(Stored items from a collection)
* * * * *
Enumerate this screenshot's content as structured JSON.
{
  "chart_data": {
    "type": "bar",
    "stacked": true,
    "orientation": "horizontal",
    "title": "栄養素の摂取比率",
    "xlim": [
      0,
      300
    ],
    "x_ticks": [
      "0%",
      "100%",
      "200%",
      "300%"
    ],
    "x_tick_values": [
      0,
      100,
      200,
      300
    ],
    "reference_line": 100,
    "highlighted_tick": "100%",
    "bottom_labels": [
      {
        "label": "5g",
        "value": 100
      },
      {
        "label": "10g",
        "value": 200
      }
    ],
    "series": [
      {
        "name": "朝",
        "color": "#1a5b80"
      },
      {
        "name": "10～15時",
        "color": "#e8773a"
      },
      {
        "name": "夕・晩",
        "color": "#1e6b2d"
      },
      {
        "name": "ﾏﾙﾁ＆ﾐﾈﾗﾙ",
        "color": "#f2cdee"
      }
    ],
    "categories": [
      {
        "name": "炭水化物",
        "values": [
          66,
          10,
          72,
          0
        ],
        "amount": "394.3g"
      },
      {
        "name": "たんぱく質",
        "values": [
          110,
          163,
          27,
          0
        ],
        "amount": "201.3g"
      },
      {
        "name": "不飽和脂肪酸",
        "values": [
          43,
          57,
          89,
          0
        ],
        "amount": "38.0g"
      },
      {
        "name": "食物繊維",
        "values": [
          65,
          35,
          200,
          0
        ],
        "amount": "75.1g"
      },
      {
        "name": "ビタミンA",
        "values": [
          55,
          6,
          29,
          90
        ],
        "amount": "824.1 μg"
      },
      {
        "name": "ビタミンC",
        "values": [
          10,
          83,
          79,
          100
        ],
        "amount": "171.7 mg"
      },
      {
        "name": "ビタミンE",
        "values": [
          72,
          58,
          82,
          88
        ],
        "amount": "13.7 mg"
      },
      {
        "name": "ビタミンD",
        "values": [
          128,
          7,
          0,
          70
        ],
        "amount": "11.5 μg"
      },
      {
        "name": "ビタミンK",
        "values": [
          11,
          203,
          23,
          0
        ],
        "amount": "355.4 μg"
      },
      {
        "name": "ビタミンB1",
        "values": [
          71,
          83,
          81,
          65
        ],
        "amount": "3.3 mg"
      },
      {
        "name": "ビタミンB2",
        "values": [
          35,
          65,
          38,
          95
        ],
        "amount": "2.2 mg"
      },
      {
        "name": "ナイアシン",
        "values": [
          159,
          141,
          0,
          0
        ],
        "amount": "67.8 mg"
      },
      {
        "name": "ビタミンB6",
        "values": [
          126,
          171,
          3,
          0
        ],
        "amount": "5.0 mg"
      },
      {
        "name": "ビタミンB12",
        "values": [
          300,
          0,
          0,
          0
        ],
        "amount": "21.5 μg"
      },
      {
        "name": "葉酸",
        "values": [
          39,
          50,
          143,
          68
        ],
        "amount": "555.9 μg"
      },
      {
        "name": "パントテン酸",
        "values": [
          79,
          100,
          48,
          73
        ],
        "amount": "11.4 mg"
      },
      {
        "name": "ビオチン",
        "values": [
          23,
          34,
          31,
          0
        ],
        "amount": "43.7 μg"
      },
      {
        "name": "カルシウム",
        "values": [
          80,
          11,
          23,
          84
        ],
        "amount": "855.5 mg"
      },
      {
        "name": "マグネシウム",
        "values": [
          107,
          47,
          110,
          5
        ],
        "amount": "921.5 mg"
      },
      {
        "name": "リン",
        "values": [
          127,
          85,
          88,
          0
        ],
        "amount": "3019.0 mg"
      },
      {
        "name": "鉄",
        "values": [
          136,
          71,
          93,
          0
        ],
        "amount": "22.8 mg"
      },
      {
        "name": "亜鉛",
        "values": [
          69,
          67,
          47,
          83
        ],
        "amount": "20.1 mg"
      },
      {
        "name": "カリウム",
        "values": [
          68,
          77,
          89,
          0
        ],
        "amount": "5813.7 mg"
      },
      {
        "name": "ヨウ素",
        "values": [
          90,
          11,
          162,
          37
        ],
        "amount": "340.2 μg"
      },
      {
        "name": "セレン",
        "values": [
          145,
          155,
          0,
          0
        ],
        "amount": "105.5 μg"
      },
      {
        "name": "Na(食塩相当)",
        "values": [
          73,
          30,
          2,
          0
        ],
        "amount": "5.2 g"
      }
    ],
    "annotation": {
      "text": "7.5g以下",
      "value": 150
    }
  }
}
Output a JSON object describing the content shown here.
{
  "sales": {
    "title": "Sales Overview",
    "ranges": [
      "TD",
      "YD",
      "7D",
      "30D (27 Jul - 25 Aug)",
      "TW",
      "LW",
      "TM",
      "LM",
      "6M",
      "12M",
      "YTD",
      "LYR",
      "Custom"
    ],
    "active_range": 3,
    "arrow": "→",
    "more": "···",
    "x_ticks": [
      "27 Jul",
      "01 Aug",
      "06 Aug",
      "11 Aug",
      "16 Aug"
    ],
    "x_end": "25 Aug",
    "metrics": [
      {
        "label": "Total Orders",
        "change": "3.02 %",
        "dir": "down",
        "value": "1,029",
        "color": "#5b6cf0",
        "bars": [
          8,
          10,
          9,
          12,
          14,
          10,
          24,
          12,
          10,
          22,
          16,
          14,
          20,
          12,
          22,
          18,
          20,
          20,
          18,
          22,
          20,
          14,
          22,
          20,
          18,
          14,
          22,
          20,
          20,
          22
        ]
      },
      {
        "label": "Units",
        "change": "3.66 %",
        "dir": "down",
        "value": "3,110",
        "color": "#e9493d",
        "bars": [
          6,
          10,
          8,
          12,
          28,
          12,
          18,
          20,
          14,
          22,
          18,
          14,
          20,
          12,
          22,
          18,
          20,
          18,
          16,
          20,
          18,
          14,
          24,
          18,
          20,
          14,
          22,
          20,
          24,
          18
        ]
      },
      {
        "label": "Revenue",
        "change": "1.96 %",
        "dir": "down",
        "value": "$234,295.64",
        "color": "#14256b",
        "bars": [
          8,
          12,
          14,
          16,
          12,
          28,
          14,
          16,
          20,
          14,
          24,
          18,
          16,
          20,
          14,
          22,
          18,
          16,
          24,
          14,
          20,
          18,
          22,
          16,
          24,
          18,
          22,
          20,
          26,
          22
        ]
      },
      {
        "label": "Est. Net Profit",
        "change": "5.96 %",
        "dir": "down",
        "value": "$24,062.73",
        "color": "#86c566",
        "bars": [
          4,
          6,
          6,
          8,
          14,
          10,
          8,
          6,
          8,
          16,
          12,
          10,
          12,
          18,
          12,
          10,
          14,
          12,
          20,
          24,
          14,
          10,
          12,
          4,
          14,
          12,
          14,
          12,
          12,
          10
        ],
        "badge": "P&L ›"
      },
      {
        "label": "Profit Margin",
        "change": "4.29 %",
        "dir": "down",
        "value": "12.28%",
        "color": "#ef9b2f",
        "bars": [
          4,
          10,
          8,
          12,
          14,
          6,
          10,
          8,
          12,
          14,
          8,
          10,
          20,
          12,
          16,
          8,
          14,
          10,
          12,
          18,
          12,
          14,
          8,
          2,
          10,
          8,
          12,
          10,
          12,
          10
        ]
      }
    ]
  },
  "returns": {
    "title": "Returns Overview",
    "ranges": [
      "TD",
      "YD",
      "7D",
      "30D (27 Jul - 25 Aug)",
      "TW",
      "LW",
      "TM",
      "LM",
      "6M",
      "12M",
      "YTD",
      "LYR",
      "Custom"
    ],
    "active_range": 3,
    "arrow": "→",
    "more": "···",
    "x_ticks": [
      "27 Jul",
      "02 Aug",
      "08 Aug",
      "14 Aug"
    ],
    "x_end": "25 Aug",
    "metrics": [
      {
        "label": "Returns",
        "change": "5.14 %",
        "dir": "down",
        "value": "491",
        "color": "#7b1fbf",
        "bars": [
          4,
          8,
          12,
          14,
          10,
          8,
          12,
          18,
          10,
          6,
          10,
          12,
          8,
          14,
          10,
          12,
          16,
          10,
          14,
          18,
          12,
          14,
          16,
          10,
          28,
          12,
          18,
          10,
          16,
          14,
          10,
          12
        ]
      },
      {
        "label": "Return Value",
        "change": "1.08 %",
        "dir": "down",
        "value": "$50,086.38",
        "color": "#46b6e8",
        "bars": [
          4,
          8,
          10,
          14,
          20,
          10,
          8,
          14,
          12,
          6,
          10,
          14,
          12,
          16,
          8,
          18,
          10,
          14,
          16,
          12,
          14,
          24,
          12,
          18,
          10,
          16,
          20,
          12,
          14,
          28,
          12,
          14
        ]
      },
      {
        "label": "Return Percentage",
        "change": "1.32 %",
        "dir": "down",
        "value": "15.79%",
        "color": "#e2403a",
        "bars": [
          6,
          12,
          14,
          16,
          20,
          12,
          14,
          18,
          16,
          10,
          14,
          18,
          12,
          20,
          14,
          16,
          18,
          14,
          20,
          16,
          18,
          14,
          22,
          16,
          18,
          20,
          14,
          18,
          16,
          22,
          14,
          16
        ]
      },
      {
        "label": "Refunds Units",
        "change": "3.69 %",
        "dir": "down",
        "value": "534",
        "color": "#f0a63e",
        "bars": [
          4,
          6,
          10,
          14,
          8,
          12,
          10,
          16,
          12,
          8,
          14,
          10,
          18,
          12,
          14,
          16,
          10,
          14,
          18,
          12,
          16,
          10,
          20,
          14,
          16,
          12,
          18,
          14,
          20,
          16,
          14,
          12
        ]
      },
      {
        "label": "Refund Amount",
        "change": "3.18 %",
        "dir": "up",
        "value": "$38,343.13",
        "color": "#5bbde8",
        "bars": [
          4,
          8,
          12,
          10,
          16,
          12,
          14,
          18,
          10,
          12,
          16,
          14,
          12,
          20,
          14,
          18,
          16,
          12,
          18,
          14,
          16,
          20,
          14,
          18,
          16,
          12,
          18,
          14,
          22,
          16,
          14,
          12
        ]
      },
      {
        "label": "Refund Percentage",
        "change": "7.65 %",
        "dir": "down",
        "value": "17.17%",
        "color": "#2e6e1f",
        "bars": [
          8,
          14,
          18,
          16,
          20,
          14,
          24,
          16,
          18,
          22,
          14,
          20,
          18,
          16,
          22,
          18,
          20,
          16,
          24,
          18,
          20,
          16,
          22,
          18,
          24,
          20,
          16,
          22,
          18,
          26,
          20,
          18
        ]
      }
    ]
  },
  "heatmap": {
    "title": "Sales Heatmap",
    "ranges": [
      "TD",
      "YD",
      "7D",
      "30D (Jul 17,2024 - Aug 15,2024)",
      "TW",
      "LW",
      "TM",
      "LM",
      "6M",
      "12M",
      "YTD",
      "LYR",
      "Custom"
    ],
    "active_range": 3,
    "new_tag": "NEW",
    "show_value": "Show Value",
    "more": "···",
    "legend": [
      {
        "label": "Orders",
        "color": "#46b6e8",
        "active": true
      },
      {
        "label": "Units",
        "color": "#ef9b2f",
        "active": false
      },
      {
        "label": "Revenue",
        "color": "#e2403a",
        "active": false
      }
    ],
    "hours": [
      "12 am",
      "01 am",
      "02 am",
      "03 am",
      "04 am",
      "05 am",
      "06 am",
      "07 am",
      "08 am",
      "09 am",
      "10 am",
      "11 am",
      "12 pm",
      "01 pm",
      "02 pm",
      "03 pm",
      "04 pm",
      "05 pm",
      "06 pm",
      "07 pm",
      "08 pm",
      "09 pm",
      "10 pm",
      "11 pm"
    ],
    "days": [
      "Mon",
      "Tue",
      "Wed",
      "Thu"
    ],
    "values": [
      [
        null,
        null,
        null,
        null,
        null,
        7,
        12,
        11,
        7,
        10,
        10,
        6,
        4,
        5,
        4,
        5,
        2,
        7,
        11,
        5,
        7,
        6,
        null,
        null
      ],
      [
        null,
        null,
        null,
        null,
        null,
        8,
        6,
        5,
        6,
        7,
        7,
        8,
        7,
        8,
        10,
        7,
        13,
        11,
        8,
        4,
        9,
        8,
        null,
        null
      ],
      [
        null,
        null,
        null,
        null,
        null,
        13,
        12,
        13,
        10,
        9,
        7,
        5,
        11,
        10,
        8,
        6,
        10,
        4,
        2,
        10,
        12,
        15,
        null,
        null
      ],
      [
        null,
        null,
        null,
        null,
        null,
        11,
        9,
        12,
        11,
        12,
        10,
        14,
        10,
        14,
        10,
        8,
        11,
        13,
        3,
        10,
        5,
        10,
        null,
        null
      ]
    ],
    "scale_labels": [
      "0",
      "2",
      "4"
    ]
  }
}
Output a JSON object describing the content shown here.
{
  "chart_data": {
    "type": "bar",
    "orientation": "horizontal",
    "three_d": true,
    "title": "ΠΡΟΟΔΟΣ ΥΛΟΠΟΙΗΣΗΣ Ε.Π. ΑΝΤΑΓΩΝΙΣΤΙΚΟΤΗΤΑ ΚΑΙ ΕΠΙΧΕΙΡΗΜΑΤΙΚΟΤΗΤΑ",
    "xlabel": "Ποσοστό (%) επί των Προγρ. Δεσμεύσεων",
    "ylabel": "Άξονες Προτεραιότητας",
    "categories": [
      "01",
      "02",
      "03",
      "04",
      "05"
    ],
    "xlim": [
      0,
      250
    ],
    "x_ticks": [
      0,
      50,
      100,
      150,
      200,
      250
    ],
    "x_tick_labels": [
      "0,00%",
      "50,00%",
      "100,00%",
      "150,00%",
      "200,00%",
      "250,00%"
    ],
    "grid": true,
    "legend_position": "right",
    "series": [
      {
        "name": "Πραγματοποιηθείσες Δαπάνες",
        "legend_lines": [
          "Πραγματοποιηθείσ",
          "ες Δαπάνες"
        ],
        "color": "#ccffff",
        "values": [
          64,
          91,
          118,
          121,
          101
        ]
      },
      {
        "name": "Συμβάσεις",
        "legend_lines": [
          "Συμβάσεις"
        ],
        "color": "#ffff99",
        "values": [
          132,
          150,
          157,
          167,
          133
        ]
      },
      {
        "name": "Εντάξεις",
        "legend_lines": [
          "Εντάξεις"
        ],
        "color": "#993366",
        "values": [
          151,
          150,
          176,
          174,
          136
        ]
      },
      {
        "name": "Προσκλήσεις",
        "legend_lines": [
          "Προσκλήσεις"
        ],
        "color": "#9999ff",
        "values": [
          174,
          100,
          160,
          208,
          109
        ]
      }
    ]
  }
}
* * * * *
- Requirements -
Extract each line from the entries above that contains the string "true".

- Written answer -
    "stacked": true,
        "active": true
    "three_d": true,
    "grid": true,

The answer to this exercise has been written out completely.